EXERCISE BRIEF: In the following material, identify every line holding the string "填写注册登记表" and return it.

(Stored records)
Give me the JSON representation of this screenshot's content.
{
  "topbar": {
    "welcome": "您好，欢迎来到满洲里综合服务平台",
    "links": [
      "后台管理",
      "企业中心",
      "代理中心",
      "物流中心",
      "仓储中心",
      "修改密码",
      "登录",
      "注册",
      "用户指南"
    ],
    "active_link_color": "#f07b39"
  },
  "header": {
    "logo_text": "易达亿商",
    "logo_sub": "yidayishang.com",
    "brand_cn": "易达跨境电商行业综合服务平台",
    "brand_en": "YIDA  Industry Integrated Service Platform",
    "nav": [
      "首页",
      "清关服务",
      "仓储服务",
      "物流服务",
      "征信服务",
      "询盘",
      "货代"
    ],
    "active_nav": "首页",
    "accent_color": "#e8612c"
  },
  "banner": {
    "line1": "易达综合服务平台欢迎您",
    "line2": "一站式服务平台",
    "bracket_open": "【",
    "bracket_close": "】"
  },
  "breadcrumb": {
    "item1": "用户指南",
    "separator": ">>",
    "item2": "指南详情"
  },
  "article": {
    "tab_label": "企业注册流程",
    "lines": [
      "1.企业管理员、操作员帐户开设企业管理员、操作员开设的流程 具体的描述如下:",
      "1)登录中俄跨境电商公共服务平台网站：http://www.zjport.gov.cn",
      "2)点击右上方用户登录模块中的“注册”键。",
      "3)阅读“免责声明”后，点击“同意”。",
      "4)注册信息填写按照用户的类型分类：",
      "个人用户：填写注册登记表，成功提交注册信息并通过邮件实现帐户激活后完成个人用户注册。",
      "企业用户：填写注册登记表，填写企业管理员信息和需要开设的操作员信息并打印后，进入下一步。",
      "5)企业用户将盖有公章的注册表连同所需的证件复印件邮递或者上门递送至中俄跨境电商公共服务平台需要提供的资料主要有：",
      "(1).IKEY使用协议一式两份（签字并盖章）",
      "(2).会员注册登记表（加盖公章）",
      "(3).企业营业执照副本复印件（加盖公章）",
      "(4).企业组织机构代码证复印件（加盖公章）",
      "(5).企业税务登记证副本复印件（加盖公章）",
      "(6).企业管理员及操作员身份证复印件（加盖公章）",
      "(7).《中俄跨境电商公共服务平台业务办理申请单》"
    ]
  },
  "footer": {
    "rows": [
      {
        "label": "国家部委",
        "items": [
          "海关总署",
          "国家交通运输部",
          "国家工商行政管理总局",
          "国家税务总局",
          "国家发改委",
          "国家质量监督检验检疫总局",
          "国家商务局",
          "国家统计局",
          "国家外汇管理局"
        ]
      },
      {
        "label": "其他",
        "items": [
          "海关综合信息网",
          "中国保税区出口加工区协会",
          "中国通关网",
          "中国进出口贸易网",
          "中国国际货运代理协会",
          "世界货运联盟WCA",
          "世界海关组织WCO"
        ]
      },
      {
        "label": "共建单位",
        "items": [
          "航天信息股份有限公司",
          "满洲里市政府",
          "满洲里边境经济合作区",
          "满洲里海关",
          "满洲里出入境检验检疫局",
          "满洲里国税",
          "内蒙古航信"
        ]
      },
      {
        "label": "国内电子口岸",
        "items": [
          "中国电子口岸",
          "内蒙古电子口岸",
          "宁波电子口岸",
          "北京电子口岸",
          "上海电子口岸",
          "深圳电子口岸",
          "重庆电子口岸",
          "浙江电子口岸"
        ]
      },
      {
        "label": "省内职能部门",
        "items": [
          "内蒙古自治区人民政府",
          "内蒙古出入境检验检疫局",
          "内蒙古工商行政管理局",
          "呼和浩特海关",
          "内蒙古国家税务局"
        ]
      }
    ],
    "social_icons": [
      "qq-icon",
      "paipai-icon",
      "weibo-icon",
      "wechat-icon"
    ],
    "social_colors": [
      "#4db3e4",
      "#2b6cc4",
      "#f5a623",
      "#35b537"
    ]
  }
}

TASK RESULT:
      "个人用户：填写注册登记表，成功提交注册信息并通过邮件实现帐户激活后完成个人用户注册。",
      "企业用户：填写注册登记表，填写企业管理员信息和需要开设的操作员信息并打印后，进入下一步。",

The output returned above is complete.